◆ **TASK DETAILS**: Scan the lines below for the word "Игорь". Copy each line you find it in.

================================

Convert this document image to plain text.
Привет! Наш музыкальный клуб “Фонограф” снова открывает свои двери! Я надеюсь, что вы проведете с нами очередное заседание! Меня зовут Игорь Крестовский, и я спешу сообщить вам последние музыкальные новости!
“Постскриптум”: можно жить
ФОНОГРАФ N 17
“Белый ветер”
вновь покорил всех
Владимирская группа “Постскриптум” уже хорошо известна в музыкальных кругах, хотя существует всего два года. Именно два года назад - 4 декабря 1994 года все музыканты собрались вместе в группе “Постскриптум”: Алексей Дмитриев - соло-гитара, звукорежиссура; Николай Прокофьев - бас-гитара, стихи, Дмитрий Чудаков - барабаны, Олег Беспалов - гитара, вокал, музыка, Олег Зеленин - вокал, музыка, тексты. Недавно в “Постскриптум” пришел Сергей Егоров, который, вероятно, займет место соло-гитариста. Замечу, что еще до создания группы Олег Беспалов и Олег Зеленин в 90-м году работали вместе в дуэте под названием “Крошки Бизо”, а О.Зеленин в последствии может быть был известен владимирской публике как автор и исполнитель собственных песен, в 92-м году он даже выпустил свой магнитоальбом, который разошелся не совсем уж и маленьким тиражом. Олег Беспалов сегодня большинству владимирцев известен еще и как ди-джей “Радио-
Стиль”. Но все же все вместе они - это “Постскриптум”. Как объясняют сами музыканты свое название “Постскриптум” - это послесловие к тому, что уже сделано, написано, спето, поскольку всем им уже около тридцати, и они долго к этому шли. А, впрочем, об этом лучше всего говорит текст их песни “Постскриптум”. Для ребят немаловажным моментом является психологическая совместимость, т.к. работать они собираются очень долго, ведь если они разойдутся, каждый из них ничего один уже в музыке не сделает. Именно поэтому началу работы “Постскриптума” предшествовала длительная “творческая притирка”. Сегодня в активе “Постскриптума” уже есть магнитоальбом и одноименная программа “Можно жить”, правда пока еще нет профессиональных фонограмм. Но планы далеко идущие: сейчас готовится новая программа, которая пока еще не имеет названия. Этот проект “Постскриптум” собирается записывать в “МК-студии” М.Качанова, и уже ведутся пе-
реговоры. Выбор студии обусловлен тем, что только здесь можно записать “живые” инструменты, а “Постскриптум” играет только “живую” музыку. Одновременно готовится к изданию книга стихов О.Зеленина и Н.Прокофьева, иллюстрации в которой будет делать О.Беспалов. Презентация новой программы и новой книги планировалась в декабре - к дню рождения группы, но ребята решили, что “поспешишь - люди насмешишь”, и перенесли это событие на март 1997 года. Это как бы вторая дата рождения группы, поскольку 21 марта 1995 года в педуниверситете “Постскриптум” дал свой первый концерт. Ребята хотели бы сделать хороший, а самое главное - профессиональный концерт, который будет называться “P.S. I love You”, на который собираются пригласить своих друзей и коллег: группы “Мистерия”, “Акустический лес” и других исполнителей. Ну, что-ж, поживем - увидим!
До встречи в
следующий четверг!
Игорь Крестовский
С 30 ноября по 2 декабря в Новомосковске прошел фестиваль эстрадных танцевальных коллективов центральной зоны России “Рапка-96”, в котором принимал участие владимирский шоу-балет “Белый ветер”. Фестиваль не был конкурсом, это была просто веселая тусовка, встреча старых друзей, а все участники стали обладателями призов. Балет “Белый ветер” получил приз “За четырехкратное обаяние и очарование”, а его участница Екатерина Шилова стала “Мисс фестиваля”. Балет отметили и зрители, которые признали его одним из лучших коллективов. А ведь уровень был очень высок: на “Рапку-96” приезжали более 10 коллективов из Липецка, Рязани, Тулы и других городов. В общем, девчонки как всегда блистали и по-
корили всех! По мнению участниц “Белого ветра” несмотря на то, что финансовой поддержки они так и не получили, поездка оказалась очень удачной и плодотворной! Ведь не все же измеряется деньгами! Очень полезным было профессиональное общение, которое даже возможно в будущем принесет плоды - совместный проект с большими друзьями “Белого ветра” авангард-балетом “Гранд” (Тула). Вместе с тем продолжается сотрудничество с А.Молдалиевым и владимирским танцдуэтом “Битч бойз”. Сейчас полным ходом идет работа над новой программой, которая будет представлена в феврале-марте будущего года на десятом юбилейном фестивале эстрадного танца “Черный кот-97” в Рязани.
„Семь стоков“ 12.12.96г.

================================

◆ **RESULT BELOW**:
Привет! Наш музыкальный клуб “Фонограф” снова открывает свои двери! Я надеюсь, что вы проведете с нами очередное заседание! Меня зовут Игорь Крестовский, и я спешу сообщить вам последние музыкальные новости!
Игорь Крестовский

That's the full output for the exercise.